[START SOURCE DATA]

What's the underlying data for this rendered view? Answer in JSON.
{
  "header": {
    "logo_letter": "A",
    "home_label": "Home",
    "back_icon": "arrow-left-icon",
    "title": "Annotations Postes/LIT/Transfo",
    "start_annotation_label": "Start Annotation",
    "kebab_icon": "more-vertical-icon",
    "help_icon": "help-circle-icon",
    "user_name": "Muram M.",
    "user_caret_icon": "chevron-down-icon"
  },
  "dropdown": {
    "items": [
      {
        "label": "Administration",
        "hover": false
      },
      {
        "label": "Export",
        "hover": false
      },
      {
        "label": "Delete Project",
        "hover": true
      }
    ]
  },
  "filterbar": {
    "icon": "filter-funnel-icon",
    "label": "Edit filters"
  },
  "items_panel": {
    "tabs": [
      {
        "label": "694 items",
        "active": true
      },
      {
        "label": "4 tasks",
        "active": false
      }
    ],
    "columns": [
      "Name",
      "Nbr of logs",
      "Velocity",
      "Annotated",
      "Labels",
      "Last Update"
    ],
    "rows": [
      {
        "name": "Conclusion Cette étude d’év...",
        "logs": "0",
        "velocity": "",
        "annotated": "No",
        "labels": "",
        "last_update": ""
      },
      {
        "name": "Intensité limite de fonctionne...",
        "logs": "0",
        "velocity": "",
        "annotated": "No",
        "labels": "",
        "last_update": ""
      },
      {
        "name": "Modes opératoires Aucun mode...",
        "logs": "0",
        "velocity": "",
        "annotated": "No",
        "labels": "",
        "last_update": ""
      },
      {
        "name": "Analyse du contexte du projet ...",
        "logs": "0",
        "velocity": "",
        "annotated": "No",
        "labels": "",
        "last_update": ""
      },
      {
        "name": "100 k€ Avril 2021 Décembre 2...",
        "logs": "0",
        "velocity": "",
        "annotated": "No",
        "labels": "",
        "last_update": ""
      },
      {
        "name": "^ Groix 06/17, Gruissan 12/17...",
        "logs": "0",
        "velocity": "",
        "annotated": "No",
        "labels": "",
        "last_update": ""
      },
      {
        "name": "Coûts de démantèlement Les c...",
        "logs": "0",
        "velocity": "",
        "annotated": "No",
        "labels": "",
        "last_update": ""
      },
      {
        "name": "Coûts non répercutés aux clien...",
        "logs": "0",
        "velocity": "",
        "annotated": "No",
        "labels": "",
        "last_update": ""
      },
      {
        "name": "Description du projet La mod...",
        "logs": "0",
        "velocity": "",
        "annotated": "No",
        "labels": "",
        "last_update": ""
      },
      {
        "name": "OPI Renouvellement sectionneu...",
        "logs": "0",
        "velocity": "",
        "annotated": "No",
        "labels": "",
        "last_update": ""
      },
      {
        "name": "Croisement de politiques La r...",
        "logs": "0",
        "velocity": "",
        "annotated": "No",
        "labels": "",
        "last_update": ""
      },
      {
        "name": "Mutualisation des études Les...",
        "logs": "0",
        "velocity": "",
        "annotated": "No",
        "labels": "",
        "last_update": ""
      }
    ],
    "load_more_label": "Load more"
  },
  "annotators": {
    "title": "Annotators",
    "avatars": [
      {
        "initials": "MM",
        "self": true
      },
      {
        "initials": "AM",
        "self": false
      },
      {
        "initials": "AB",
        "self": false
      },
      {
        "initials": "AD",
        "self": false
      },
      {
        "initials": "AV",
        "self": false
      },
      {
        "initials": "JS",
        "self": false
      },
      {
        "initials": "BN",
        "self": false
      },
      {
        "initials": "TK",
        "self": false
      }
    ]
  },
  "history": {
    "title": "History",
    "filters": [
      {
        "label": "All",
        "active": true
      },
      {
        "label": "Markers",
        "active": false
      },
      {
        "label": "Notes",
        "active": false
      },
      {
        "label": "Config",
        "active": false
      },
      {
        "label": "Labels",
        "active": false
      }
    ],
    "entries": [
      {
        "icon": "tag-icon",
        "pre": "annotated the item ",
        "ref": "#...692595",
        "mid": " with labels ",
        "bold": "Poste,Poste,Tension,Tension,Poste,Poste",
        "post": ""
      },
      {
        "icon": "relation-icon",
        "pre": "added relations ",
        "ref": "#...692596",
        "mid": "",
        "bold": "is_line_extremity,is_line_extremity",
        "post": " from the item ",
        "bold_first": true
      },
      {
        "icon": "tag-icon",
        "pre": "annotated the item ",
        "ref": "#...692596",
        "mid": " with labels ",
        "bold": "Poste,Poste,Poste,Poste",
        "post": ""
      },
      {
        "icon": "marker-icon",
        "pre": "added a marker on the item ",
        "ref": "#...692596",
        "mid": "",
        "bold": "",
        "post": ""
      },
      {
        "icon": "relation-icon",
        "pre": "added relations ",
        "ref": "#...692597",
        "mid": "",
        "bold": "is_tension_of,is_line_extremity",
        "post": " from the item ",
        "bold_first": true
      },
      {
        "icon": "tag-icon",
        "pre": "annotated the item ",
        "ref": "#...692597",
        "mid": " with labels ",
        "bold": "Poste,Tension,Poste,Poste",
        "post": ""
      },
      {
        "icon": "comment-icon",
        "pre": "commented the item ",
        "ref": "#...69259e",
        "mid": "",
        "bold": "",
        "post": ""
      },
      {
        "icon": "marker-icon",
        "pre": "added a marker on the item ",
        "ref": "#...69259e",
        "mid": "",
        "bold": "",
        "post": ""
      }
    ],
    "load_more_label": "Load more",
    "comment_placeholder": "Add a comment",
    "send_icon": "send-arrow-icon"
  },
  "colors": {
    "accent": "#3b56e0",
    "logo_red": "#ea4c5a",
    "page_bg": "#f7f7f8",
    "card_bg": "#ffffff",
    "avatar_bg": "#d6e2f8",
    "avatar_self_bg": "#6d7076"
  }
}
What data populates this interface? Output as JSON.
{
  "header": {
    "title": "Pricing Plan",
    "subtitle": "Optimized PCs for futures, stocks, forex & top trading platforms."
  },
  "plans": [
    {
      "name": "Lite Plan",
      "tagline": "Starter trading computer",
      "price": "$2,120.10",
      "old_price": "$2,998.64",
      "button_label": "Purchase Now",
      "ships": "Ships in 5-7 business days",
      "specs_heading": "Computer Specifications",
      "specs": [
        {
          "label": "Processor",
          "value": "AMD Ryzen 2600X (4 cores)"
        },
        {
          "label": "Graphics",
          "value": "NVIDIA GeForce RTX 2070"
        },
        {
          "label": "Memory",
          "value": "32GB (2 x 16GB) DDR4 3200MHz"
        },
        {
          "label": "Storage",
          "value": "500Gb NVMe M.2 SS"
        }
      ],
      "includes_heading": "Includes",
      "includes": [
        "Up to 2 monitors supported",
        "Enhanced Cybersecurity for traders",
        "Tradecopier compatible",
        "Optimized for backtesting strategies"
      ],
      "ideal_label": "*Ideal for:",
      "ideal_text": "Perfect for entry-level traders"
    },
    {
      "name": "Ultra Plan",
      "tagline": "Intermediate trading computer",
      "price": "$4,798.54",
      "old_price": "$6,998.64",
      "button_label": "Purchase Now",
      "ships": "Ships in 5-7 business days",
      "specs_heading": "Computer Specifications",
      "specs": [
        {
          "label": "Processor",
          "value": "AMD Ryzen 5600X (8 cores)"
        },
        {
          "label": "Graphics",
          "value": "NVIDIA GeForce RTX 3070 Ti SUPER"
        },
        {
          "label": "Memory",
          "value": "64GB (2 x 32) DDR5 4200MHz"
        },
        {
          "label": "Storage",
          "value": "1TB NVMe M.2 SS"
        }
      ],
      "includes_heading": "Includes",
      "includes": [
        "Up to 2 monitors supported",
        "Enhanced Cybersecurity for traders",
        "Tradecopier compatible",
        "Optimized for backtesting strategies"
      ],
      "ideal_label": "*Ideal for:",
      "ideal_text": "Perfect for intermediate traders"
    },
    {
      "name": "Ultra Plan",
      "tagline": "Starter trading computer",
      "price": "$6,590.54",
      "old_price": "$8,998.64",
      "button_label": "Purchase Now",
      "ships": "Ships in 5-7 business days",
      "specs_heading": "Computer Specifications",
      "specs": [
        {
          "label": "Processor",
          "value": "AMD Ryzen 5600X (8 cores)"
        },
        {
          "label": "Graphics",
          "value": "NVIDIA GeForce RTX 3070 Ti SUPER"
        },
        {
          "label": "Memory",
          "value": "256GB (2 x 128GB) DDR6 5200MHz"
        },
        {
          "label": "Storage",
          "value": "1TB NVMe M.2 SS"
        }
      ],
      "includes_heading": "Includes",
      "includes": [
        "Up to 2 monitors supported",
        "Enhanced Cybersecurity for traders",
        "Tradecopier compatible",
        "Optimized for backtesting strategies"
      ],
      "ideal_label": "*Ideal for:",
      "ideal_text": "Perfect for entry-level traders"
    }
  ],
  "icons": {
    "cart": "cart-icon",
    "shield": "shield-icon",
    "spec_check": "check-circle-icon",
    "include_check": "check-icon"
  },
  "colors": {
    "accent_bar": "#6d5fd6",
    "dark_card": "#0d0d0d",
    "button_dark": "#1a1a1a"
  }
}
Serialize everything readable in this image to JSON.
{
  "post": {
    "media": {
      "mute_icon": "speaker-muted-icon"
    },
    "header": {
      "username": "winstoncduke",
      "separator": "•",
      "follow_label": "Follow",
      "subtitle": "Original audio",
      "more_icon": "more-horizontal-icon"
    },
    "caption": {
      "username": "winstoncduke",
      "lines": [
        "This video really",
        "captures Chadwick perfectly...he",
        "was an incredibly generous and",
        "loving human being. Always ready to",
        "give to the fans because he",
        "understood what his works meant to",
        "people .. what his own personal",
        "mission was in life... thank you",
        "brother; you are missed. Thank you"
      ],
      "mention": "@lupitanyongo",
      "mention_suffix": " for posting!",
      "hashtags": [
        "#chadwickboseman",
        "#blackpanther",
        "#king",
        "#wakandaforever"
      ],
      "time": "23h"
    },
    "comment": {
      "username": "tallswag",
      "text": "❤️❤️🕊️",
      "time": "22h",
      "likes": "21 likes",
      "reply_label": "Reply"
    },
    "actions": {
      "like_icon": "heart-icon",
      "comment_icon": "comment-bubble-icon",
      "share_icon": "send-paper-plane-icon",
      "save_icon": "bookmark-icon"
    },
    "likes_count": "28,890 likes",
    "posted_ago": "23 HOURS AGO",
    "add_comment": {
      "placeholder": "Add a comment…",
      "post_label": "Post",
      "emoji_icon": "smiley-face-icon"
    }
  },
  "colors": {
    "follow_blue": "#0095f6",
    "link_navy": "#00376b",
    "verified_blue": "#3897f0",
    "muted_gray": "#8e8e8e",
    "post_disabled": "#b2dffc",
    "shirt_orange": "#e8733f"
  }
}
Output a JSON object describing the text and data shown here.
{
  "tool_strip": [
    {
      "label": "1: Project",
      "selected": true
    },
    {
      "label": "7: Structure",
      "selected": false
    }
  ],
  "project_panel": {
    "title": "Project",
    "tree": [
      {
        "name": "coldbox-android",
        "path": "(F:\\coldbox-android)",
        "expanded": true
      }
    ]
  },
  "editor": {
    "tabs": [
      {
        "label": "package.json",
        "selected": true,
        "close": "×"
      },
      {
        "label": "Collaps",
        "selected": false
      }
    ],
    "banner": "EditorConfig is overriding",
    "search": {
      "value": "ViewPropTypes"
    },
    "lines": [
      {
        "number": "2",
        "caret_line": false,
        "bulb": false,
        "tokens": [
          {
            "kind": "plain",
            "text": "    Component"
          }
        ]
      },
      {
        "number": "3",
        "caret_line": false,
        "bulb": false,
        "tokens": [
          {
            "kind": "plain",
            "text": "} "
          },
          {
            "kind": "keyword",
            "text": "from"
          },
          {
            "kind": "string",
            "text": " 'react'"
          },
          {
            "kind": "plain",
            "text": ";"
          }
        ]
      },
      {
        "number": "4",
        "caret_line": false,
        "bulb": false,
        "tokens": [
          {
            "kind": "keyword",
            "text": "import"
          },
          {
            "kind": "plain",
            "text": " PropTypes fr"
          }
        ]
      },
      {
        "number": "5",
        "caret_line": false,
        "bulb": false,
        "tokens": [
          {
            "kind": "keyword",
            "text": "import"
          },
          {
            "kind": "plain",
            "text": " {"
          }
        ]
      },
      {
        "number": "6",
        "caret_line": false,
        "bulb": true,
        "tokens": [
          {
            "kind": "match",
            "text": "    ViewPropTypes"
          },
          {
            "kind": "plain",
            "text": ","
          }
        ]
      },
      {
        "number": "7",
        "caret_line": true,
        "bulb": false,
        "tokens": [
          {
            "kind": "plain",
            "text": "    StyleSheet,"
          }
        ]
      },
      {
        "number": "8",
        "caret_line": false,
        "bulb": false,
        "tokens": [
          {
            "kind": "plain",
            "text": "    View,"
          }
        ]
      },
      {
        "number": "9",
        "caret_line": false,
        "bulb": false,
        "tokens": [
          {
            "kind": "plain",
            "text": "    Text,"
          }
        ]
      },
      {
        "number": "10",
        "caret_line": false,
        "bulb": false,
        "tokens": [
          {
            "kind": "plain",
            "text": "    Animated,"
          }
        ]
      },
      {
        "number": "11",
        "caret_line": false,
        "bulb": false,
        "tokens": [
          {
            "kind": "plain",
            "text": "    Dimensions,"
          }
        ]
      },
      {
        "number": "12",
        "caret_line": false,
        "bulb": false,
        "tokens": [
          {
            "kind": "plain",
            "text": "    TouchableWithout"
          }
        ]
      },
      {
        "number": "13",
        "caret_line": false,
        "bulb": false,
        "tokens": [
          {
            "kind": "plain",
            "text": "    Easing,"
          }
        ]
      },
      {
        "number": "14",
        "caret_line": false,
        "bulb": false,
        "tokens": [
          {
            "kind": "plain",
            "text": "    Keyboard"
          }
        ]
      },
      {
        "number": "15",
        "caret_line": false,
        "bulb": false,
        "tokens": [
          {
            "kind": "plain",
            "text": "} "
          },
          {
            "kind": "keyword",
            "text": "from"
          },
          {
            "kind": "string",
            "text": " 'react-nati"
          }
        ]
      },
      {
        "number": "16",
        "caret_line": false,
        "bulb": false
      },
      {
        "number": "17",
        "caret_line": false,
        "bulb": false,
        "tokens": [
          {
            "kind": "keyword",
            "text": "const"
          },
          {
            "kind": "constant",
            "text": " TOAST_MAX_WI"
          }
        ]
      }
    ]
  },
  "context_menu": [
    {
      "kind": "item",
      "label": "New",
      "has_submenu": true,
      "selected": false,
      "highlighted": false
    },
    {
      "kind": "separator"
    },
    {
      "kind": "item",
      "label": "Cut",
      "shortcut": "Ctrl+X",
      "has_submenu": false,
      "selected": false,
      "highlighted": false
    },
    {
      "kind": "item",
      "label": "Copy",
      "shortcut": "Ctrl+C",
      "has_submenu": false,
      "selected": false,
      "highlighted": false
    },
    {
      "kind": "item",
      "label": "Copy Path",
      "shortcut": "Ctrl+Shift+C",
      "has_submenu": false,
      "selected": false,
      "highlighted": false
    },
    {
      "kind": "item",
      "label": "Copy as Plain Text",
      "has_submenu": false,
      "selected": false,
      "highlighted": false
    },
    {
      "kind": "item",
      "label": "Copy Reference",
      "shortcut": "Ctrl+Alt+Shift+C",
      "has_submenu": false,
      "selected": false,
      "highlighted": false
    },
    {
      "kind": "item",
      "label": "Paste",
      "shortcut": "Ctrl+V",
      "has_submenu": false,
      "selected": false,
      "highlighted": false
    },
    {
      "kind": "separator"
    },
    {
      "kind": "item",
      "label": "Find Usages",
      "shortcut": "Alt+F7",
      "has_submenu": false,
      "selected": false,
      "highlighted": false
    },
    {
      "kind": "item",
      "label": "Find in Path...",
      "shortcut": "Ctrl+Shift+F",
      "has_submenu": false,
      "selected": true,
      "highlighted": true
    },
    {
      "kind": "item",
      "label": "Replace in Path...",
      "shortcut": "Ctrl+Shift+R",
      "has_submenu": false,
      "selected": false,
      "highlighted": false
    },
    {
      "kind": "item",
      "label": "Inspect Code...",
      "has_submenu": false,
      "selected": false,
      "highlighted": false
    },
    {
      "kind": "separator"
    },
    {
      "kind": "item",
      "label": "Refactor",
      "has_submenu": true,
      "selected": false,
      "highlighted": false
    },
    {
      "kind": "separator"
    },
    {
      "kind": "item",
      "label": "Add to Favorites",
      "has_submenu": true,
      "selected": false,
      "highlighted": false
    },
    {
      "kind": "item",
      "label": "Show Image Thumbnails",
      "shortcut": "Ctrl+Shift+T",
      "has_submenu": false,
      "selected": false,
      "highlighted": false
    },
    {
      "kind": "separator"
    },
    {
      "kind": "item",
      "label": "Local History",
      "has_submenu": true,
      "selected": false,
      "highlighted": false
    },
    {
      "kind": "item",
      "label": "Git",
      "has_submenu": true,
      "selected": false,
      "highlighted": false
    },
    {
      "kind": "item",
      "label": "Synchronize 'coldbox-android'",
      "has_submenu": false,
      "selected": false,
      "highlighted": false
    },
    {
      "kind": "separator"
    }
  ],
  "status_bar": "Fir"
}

[END SOURCE DATA]

GOAL:
Select the lines from the entries that include the word "check".

FINISHED TASK:
    "spec_check": "check-circle-icon",
    "include_check": "check-icon"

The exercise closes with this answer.